REQUIREMENT —
Please transcribe the data below exactly. Leave the pictures out.

(Records that describe figures)
-- BEGIN --

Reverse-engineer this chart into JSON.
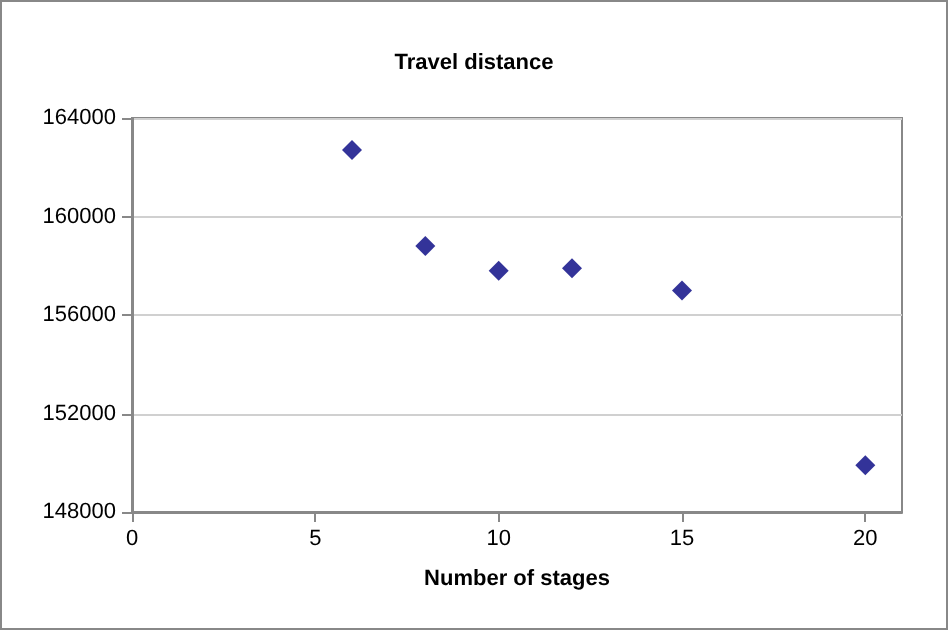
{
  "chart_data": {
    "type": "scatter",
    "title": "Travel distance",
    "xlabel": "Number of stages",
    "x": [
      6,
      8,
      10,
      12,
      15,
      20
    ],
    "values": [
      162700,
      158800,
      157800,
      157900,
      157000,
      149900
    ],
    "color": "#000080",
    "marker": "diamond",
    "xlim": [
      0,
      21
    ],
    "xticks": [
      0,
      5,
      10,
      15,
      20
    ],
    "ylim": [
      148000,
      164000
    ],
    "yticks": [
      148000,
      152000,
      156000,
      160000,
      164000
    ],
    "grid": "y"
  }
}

-- END --

EXPECTED ANSWER —
Reverse-engineer this chart into JSON.
{
  "chart_data": {
    "type": "scatter",
    "title": "Travel distance",
    "xlabel": "Number of stages",
    "x": [
      6,
      8,
      10,
      12,
      15,
      20
    ],
    "values": [
      162700,
      158800,
      157800,
      157900,
      157000,
      149900
    ],
    "color": "#000080",
    "marker": "diamond",
    "xlim": [
      0,
      21
    ],
    "xticks": [
      0,
      5,
      10,
      15,
      20
    ],
    "ylim": [
      148000,
      164000
    ],
    "yticks": [
      148000,
      152000,
      156000,
      160000,
      164000
    ],
    "grid": "y"
  }
}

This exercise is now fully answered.